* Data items

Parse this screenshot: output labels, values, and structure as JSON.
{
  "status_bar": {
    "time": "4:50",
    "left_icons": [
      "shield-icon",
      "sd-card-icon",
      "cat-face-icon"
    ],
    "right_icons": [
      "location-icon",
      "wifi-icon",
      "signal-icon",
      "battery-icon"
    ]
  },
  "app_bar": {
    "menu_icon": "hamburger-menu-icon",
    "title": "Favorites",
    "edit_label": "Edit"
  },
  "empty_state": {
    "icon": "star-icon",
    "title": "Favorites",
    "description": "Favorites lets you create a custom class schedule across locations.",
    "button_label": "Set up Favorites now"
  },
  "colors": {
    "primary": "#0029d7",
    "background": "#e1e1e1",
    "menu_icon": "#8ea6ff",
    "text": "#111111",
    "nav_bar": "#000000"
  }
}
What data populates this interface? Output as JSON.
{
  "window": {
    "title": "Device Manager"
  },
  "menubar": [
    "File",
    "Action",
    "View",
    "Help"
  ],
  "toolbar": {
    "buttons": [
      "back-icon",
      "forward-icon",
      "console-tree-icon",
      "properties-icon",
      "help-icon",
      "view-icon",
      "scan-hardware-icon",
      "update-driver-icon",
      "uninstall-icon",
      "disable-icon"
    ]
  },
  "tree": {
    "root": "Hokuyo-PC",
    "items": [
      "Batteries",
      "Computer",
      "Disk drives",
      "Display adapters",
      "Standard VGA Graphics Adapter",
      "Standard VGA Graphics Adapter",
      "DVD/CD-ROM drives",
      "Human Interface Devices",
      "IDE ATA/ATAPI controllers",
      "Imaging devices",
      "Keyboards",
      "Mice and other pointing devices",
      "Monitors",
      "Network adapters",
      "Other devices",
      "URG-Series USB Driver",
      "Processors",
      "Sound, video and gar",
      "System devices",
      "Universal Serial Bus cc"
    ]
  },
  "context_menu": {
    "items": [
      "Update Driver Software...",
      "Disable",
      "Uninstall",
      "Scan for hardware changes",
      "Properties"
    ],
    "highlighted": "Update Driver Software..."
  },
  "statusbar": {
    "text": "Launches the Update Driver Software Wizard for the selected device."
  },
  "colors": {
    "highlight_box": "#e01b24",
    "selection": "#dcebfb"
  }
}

* Problem
Set down every record above exactly as given.

* Response
Parse this screenshot: output labels, values, and structure as JSON.
{
  "status_bar": {
    "time": "4:50",
    "left_icons": [
      "shield-icon",
      "sd-card-icon",
      "cat-face-icon"
    ],
    "right_icons": [
      "location-icon",
      "wifi-icon",
      "signal-icon",
      "battery-icon"
    ]
  },
  "app_bar": {
    "menu_icon": "hamburger-menu-icon",
    "title": "Favorites",
    "edit_label": "Edit"
  },
  "empty_state": {
    "icon": "star-icon",
    "title": "Favorites",
    "description": "Favorites lets you create a custom class schedule across locations.",
    "button_label": "Set up Favorites now"
  },
  "colors": {
    "primary": "#0029d7",
    "background": "#e1e1e1",
    "menu_icon": "#8ea6ff",
    "text": "#111111",
    "nav_bar": "#000000"
  }
}
What data populates this interface? Output as JSON.
{
  "window": {
    "title": "Device Manager"
  },
  "menubar": [
    "File",
    "Action",
    "View",
    "Help"
  ],
  "toolbar": {
    "buttons": [
      "back-icon",
      "forward-icon",
      "console-tree-icon",
      "properties-icon",
      "help-icon",
      "view-icon",
      "scan-hardware-icon",
      "update-driver-icon",
      "uninstall-icon",
      "disable-icon"
    ]
  },
  "tree": {
    "root": "Hokuyo-PC",
    "items": [
      "Batteries",
      "Computer",
      "Disk drives",
      "Display adapters",
      "Standard VGA Graphics Adapter",
      "Standard VGA Graphics Adapter",
      "DVD/CD-ROM drives",
      "Human Interface Devices",
      "IDE ATA/ATAPI controllers",
      "Imaging devices",
      "Keyboards",
      "Mice and other pointing devices",
      "Monitors",
      "Network adapters",
      "Other devices",
      "URG-Series USB Driver",
      "Processors",
      "Sound, video and gar",
      "System devices",
      "Universal Serial Bus cc"
    ]
  },
  "context_menu": {
    "items": [
      "Update Driver Software...",
      "Disable",
      "Uninstall",
      "Scan for hardware changes",
      "Properties"
    ],
    "highlighted": "Update Driver Software..."
  },
  "statusbar": {
    "text": "Launches the Update Driver Software Wizard for the selected device."
  },
  "colors": {
    "highlight_box": "#e01b24",
    "selection": "#dcebfb"
  }
}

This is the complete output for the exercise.